__What this task involves__
Give all of the lines again exactly as they read.

__Source data__
• • • •

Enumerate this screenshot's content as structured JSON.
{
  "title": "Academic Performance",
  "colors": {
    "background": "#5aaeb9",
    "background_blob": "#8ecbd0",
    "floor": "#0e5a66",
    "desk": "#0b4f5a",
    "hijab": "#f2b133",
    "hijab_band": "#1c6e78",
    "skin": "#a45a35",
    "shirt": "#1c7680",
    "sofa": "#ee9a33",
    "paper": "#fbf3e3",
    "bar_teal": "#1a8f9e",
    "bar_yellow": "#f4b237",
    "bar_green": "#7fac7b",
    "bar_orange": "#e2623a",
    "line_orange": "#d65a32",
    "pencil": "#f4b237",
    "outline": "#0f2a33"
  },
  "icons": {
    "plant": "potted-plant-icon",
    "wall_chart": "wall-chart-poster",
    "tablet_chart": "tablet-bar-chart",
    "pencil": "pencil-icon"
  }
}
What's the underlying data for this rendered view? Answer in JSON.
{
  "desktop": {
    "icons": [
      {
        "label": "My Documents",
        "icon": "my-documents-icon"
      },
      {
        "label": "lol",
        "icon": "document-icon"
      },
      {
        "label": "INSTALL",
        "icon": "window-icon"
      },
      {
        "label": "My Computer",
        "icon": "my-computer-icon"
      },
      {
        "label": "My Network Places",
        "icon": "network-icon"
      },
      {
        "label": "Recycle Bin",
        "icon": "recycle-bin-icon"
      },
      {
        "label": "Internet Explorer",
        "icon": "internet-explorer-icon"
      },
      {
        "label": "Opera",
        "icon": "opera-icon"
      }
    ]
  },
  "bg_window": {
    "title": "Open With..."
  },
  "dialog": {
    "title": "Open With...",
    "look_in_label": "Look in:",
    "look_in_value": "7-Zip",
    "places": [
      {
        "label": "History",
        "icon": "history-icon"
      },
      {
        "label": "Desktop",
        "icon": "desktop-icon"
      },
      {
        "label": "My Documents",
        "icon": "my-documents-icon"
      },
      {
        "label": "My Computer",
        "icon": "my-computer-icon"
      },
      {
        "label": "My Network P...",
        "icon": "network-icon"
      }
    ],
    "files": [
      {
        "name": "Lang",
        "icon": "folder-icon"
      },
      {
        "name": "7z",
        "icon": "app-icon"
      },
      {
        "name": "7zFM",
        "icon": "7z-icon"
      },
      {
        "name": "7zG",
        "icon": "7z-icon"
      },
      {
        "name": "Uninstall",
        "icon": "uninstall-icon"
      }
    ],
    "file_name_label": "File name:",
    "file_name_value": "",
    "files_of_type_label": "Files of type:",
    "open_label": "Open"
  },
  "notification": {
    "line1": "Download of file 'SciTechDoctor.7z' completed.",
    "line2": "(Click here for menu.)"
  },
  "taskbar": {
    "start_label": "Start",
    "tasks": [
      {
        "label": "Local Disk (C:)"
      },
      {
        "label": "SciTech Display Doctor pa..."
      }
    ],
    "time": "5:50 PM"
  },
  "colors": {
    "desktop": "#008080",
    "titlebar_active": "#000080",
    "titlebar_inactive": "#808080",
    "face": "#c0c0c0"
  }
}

• • • •

__Solution__
Enumerate this screenshot's content as structured JSON.
{
  "title": "Academic Performance",
  "colors": {
    "background": "#5aaeb9",
    "background_blob": "#8ecbd0",
    "floor": "#0e5a66",
    "desk": "#0b4f5a",
    "hijab": "#f2b133",
    "hijab_band": "#1c6e78",
    "skin": "#a45a35",
    "shirt": "#1c7680",
    "sofa": "#ee9a33",
    "paper": "#fbf3e3",
    "bar_teal": "#1a8f9e",
    "bar_yellow": "#f4b237",
    "bar_green": "#7fac7b",
    "bar_orange": "#e2623a",
    "line_orange": "#d65a32",
    "pencil": "#f4b237",
    "outline": "#0f2a33"
  },
  "icons": {
    "plant": "potted-plant-icon",
    "wall_chart": "wall-chart-poster",
    "tablet_chart": "tablet-bar-chart",
    "pencil": "pencil-icon"
  }
}
What's the underlying data for this rendered view? Answer in JSON.
{
  "desktop": {
    "icons": [
      {
        "label": "My Documents",
        "icon": "my-documents-icon"
      },
      {
        "label": "lol",
        "icon": "document-icon"
      },
      {
        "label": "INSTALL",
        "icon": "window-icon"
      },
      {
        "label": "My Computer",
        "icon": "my-computer-icon"
      },
      {
        "label": "My Network Places",
        "icon": "network-icon"
      },
      {
        "label": "Recycle Bin",
        "icon": "recycle-bin-icon"
      },
      {
        "label": "Internet Explorer",
        "icon": "internet-explorer-icon"
      },
      {
        "label": "Opera",
        "icon": "opera-icon"
      }
    ]
  },
  "bg_window": {
    "title": "Open With..."
  },
  "dialog": {
    "title": "Open With...",
    "look_in_label": "Look in:",
    "look_in_value": "7-Zip",
    "places": [
      {
        "label": "History",
        "icon": "history-icon"
      },
      {
        "label": "Desktop",
        "icon": "desktop-icon"
      },
      {
        "label": "My Documents",
        "icon": "my-documents-icon"
      },
      {
        "label": "My Computer",
        "icon": "my-computer-icon"
      },
      {
        "label": "My Network P...",
        "icon": "network-icon"
      }
    ],
    "files": [
      {
        "name": "Lang",
        "icon": "folder-icon"
      },
      {
        "name": "7z",
        "icon": "app-icon"
      },
      {
        "name": "7zFM",
        "icon": "7z-icon"
      },
      {
        "name": "7zG",
        "icon": "7z-icon"
      },
      {
        "name": "Uninstall",
        "icon": "uninstall-icon"
      }
    ],
    "file_name_label": "File name:",
    "file_name_value": "",
    "files_of_type_label": "Files of type:",
    "open_label": "Open"
  },
  "notification": {
    "line1": "Download of file 'SciTechDoctor.7z' completed.",
    "line2": "(Click here for menu.)"
  },
  "taskbar": {
    "start_label": "Start",
    "tasks": [
      {
        "label": "Local Disk (C:)"
      },
      {
        "label": "SciTech Display Doctor pa..."
      }
    ],
    "time": "5:50 PM"
  },
  "colors": {
    "desktop": "#008080",
    "titlebar_active": "#000080",
    "titlebar_inactive": "#808080",
    "face": "#c0c0c0"
  }
}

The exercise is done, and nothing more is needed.